Stated problem: Repeat the whole of the data, keeping every detail the same.

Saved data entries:

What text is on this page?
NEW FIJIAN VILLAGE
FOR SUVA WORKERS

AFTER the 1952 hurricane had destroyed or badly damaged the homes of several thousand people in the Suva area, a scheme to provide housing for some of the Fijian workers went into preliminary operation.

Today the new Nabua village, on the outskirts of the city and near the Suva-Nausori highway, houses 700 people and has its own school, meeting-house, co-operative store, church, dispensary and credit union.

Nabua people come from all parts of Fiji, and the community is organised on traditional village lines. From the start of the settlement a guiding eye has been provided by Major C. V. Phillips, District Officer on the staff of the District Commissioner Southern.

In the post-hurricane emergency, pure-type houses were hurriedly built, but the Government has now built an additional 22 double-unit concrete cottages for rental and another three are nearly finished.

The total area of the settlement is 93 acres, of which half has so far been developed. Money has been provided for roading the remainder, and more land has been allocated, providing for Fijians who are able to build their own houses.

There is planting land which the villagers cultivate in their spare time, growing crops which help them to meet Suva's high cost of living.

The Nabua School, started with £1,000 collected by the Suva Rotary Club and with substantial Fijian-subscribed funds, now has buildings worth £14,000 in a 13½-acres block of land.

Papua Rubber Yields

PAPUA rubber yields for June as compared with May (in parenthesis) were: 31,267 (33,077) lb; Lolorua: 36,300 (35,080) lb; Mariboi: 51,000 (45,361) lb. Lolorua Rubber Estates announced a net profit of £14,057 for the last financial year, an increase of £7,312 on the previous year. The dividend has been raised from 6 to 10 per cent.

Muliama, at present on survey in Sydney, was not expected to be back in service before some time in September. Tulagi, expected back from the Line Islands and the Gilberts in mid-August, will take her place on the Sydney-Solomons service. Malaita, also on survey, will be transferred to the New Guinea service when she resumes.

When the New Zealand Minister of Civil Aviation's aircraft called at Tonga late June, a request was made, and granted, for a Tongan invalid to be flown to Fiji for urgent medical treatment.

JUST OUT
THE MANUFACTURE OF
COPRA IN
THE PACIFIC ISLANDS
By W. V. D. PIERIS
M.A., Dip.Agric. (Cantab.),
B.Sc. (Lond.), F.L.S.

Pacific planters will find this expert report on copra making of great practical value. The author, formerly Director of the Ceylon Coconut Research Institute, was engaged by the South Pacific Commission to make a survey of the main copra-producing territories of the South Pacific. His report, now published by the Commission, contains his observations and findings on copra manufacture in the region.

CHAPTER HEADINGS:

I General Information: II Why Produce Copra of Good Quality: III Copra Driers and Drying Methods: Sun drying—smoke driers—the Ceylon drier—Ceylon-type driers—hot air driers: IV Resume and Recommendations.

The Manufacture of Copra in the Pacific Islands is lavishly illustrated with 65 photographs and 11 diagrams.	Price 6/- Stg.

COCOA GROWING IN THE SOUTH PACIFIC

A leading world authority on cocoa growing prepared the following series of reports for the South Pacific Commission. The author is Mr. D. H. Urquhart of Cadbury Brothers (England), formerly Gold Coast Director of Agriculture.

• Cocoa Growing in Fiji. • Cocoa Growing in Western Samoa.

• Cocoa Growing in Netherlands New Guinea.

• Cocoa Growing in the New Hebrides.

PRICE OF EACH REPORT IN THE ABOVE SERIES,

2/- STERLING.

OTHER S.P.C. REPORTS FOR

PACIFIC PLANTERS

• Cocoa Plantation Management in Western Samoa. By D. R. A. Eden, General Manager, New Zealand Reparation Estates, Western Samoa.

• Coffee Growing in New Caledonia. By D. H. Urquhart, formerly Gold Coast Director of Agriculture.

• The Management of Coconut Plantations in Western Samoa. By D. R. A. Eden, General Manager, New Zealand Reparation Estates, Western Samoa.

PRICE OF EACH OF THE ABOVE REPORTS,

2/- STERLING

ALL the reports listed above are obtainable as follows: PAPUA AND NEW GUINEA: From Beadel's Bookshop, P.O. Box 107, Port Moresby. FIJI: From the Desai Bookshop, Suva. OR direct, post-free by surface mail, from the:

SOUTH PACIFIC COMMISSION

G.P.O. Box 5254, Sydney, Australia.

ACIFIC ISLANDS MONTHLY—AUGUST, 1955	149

Written solution:
What text is on this page?
NEW FIJIAN VILLAGE
FOR SUVA WORKERS

AFTER the 1952 hurricane had destroyed or badly damaged the homes of several thousand people in the Suva area, a scheme to provide housing for some of the Fijian workers went into preliminary operation.

Today the new Nabua village, on the outskirts of the city and near the Suva-Nausori highway, houses 700 people and has its own school, meeting-house, co-operative store, church, dispensary and credit union.

Nabua people come from all parts of Fiji, and the community is organised on traditional village lines. From the start of the settlement a guiding eye has been provided by Major C. V. Phillips, District Officer on the staff of the District Commissioner Southern.

In the post-hurricane emergency, pure-type houses were hurriedly built, but the Government has now built an additional 22 double-unit concrete cottages for rental and another three are nearly finished.

The total area of the settlement is 93 acres, of which half has so far been developed. Money has been provided for roading the remainder, and more land has been allocated, providing for Fijians who are able to build their own houses.

There is planting land which the villagers cultivate in their spare time, growing crops which help them to meet Suva's high cost of living.

The Nabua School, started with £1,000 collected by the Suva Rotary Club and with substantial Fijian-subscribed funds, now has buildings worth £14,000 in a 13½-acres block of land.

Papua Rubber Yields

PAPUA rubber yields for June as compared with May (in parenthesis) were: 31,267 (33,077) lb; Lolorua: 36,300 (35,080) lb; Mariboi: 51,000 (45,361) lb. Lolorua Rubber Estates announced a net profit of £14,057 for the last financial year, an increase of £7,312 on the previous year. The dividend has been raised from 6 to 10 per cent.

Muliama, at present on survey in Sydney, was not expected to be back in service before some time in September. Tulagi, expected back from the Line Islands and the Gilberts in mid-August, will take her place on the Sydney-Solomons service. Malaita, also on survey, will be transferred to the New Guinea service when she resumes.

When the New Zealand Minister of Civil Aviation's aircraft called at Tonga late June, a request was made, and granted, for a Tongan invalid to be flown to Fiji for urgent medical treatment.

JUST OUT
THE MANUFACTURE OF
COPRA IN
THE PACIFIC ISLANDS
By W. V. D. PIERIS
M.A., Dip.Agric. (Cantab.),
B.Sc. (Lond.), F.L.S.

Pacific planters will find this expert report on copra making of great practical value. The author, formerly Director of the Ceylon Coconut Research Institute, was engaged by the South Pacific Commission to make a survey of the main copra-producing territories of the South Pacific. His report, now published by the Commission, contains his observations and findings on copra manufacture in the region.

CHAPTER HEADINGS:

I General Information: II Why Produce Copra of Good Quality: III Copra Driers and Drying Methods: Sun drying—smoke driers—the Ceylon drier—Ceylon-type driers—hot air driers: IV Resume and Recommendations.

The Manufacture of Copra in the Pacific Islands is lavishly illustrated with 65 photographs and 11 diagrams.	Price 6/- Stg.

COCOA GROWING IN THE SOUTH PACIFIC

A leading world authority on cocoa growing prepared the following series of reports for the South Pacific Commission. The author is Mr. D. H. Urquhart of Cadbury Brothers (England), formerly Gold Coast Director of Agriculture.

• Cocoa Growing in Fiji. • Cocoa Growing in Western Samoa.

• Cocoa Growing in Netherlands New Guinea.

• Cocoa Growing in the New Hebrides.

PRICE OF EACH REPORT IN THE ABOVE SERIES,

2/- STERLING.

OTHER S.P.C. REPORTS FOR

PACIFIC PLANTERS

• Cocoa Plantation Management in Western Samoa. By D. R. A. Eden, General Manager, New Zealand Reparation Estates, Western Samoa.

• Coffee Growing in New Caledonia. By D. H. Urquhart, formerly Gold Coast Director of Agriculture.

• The Management of Coconut Plantations in Western Samoa. By D. R. A. Eden, General Manager, New Zealand Reparation Estates, Western Samoa.

PRICE OF EACH OF THE ABOVE REPORTS,

2/- STERLING

ALL the reports listed above are obtainable as follows: PAPUA AND NEW GUINEA: From Beadel's Bookshop, P.O. Box 107, Port Moresby. FIJI: From the Desai Bookshop, Suva. OR direct, post-free by surface mail, from the:

SOUTH PACIFIC COMMISSION

G.P.O. Box 5254, Sydney, Australia.

ACIFIC ISLANDS MONTHLY—AUGUST, 1955	149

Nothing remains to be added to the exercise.